--- start of Selection ---

Building a virtual machine Part 3 - Choice. The problem is choice
Don't you love the way all my titles in this series refer to famous movies. Well - I think it's cool anyway.:) As always, if you want to help out, you'll find the links at http://smokevm.sourceforge.net - though there's nothing much there yet.
Writing a VM (like writing anything else) involves a series of choices. Some of them are clear cut if you take things like your goal, resources,etc into consideration while others can be real head-scratchers.Here are a few of those choices (I might write about them in detail in a later post)
Calling a function - Register-based vs Stack based
All the popular mainstream VMs(JVM/CLR,etc) today are stack-based.This means that for every function call, the arguments are pushed onto the stack and any form of communication involves pushing and popping off the stack. Parrot, however, uses a different register based mechanism.It has a zillion registers where you can pretty much stuff in anything. So, instead of pushing in 2 integer variables for an 'add' function, you just put them in 2 integer registers and call the function.

--- end of Selection ---
--- start of Supplied material ---

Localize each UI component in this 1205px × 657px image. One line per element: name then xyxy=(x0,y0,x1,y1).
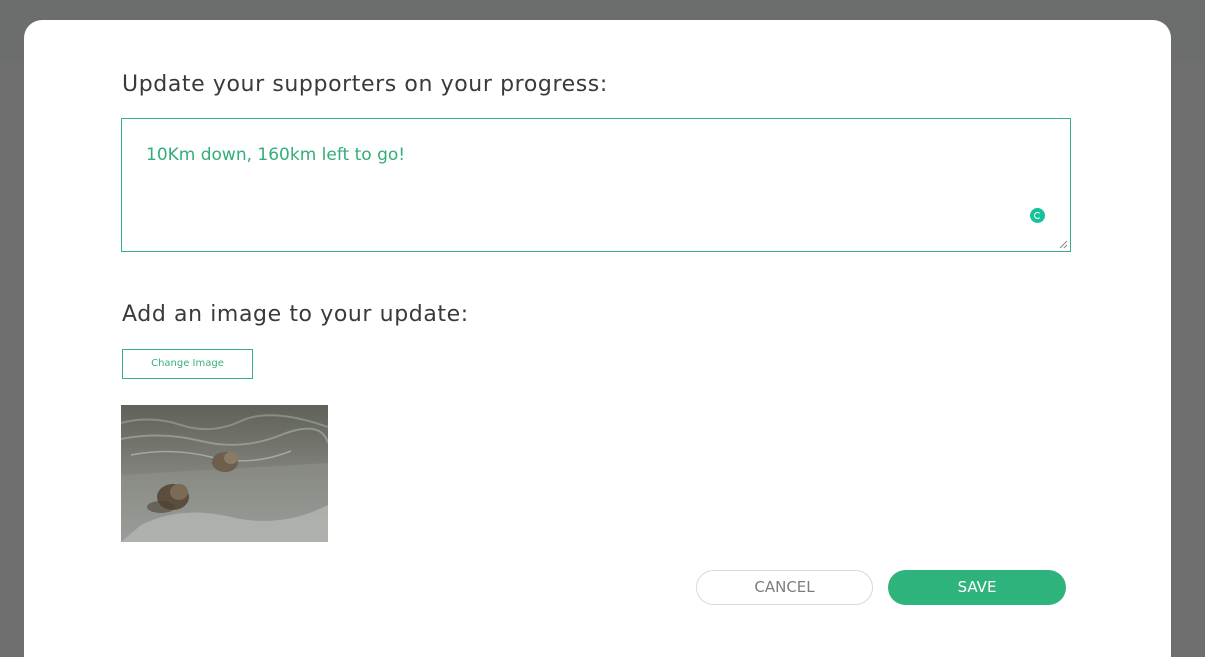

--- end of Supplied material ---

Please list every virtual machine named in the post's section on calling a function. The listing isn't needed for what follows.

_Task output_
JVM, CLR, Parrot